(Collected data entries)
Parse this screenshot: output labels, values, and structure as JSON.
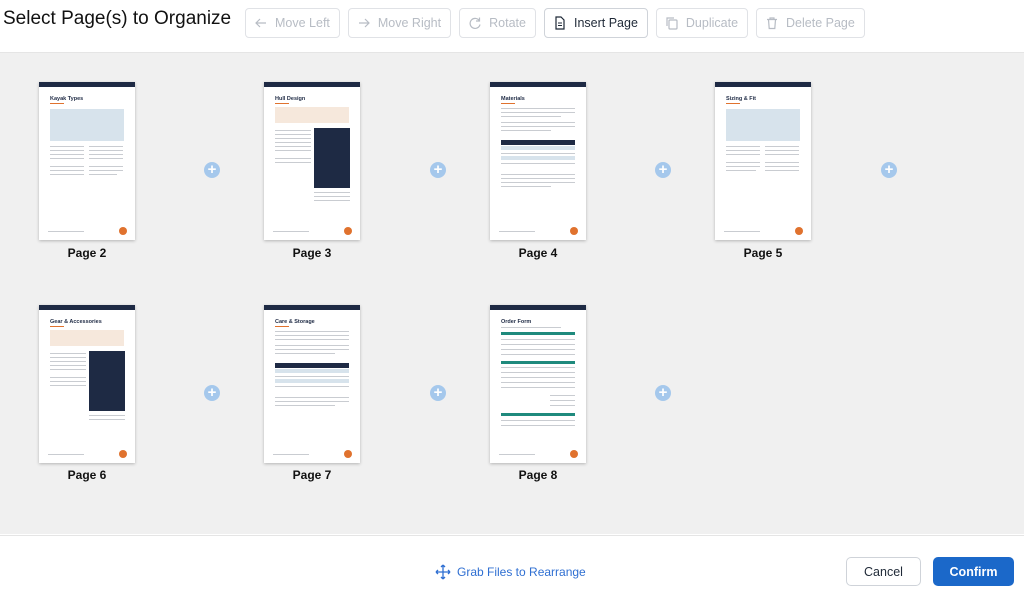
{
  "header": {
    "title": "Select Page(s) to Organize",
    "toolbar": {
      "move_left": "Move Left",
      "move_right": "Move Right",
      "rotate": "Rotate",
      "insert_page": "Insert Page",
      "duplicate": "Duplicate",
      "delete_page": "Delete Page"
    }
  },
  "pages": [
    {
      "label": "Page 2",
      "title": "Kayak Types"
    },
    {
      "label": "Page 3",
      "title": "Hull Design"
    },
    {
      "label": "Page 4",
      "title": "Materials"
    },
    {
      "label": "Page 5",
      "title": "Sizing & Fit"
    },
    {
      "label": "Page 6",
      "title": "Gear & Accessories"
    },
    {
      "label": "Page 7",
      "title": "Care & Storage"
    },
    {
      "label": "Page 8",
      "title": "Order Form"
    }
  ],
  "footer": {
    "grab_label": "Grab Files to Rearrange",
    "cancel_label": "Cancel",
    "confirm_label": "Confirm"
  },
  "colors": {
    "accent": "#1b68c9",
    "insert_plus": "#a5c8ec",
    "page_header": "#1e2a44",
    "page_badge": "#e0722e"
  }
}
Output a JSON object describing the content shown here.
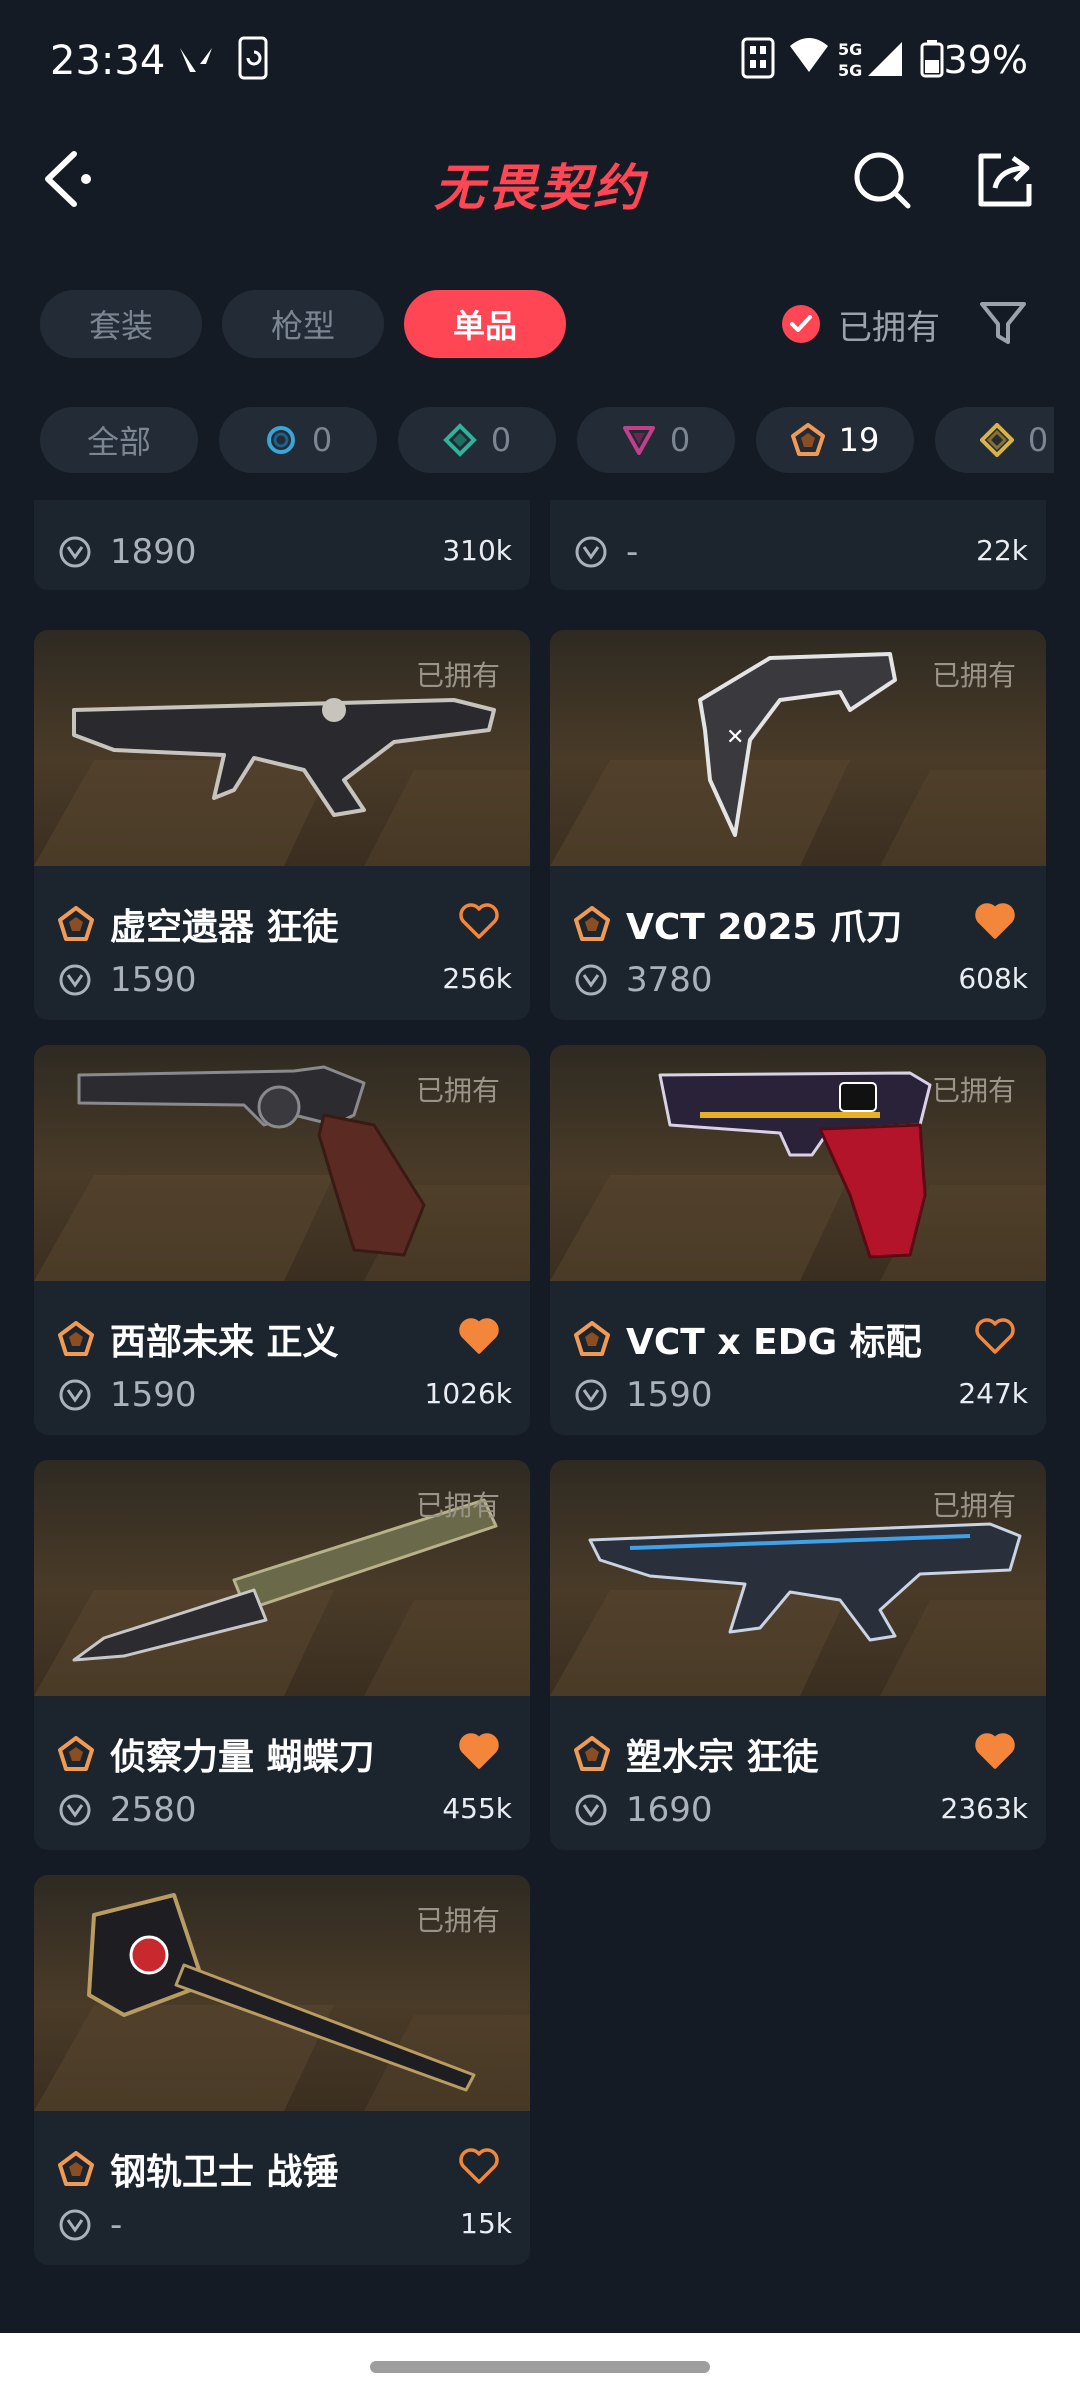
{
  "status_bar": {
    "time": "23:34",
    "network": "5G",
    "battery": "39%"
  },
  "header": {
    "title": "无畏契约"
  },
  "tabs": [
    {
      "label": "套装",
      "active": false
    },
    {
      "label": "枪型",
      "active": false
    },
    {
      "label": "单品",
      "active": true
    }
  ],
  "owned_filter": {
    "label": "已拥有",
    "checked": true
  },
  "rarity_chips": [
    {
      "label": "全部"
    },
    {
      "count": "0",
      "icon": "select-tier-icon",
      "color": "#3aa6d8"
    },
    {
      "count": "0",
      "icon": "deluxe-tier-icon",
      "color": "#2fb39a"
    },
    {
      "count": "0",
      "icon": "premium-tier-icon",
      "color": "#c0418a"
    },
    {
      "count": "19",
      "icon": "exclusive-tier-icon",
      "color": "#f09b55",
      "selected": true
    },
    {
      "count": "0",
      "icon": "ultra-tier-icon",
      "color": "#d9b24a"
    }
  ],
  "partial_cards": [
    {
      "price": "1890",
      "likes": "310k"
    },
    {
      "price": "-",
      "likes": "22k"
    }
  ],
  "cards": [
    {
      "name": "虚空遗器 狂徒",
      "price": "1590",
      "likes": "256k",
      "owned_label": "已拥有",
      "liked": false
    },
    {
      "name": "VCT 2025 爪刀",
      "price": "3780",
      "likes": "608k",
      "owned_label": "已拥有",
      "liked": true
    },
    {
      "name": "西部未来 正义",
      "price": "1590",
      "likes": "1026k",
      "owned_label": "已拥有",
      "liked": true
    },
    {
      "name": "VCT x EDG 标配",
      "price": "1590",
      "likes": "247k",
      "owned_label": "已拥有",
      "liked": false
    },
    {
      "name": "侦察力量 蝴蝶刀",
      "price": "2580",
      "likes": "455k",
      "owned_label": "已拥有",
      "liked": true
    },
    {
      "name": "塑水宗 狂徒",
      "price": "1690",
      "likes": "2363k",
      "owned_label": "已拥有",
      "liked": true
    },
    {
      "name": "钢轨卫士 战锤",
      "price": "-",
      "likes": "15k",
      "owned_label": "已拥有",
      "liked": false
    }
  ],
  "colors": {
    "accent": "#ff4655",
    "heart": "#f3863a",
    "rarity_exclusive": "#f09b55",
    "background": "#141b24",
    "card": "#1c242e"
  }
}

# TASK OBJECTIVE
Quote the data above in full, leaving out the pictures it holds.

# TASK OUTPUT
Parse this screenshot: output labels, values, and structure as JSON.
{
  "header": {
    "title": "Select Page(s) to Organize",
    "toolbar": {
      "move_left": "Move Left",
      "move_right": "Move Right",
      "rotate": "Rotate",
      "insert_page": "Insert Page",
      "duplicate": "Duplicate",
      "delete_page": "Delete Page"
    }
  },
  "pages": [
    {
      "label": "Page 2",
      "title": "Kayak Types"
    },
    {
      "label": "Page 3",
      "title": "Hull Design"
    },
    {
      "label": "Page 4",
      "title": "Materials"
    },
    {
      "label": "Page 5",
      "title": "Sizing & Fit"
    },
    {
      "label": "Page 6",
      "title": "Gear & Accessories"
    },
    {
      "label": "Page 7",
      "title": "Care & Storage"
    },
    {
      "label": "Page 8",
      "title": "Order Form"
    }
  ],
  "footer": {
    "grab_label": "Grab Files to Rearrange",
    "cancel_label": "Cancel",
    "confirm_label": "Confirm"
  },
  "colors": {
    "accent": "#1b68c9",
    "insert_plus": "#a5c8ec",
    "page_header": "#1e2a44",
    "page_badge": "#e0722e"
  }
}
Output a JSON object describing the content shown here.
{
  "status_bar": {
    "time": "23:34",
    "network": "5G",
    "battery": "39%"
  },
  "header": {
    "title": "无畏契约"
  },
  "tabs": [
    {
      "label": "套装",
      "active": false
    },
    {
      "label": "枪型",
      "active": false
    },
    {
      "label": "单品",
      "active": true
    }
  ],
  "owned_filter": {
    "label": "已拥有",
    "checked": true
  },
  "rarity_chips": [
    {
      "label": "全部"
    },
    {
      "count": "0",
      "icon": "select-tier-icon",
      "color": "#3aa6d8"
    },
    {
      "count": "0",
      "icon": "deluxe-tier-icon",
      "color": "#2fb39a"
    },
    {
      "count": "0",
      "icon": "premium-tier-icon",
      "color": "#c0418a"
    },
    {
      "count": "19",
      "icon": "exclusive-tier-icon",
      "color": "#f09b55",
      "selected": true
    },
    {
      "count": "0",
      "icon": "ultra-tier-icon",
      "color": "#d9b24a"
    }
  ],
  "partial_cards": [
    {
      "price": "1890",
      "likes": "310k"
    },
    {
      "price": "-",
      "likes": "22k"
    }
  ],
  "cards": [
    {
      "name": "虚空遗器 狂徒",
      "price": "1590",
      "likes": "256k",
      "owned_label": "已拥有",
      "liked": false
    },
    {
      "name": "VCT 2025 爪刀",
      "price": "3780",
      "likes": "608k",
      "owned_label": "已拥有",
      "liked": true
    },
    {
      "name": "西部未来 正义",
      "price": "1590",
      "likes": "1026k",
      "owned_label": "已拥有",
      "liked": true
    },
    {
      "name": "VCT x EDG 标配",
      "price": "1590",
      "likes": "247k",
      "owned_label": "已拥有",
      "liked": false
    },
    {
      "name": "侦察力量 蝴蝶刀",
      "price": "2580",
      "likes": "455k",
      "owned_label": "已拥有",
      "liked": true
    },
    {
      "name": "塑水宗 狂徒",
      "price": "1690",
      "likes": "2363k",
      "owned_label": "已拥有",
      "liked": true
    },
    {
      "name": "钢轨卫士 战锤",
      "price": "-",
      "likes": "15k",
      "owned_label": "已拥有",
      "liked": false
    }
  ],
  "colors": {
    "accent": "#ff4655",
    "heart": "#f3863a",
    "rarity_exclusive": "#f09b55",
    "background": "#141b24",
    "card": "#1c242e"
  }
}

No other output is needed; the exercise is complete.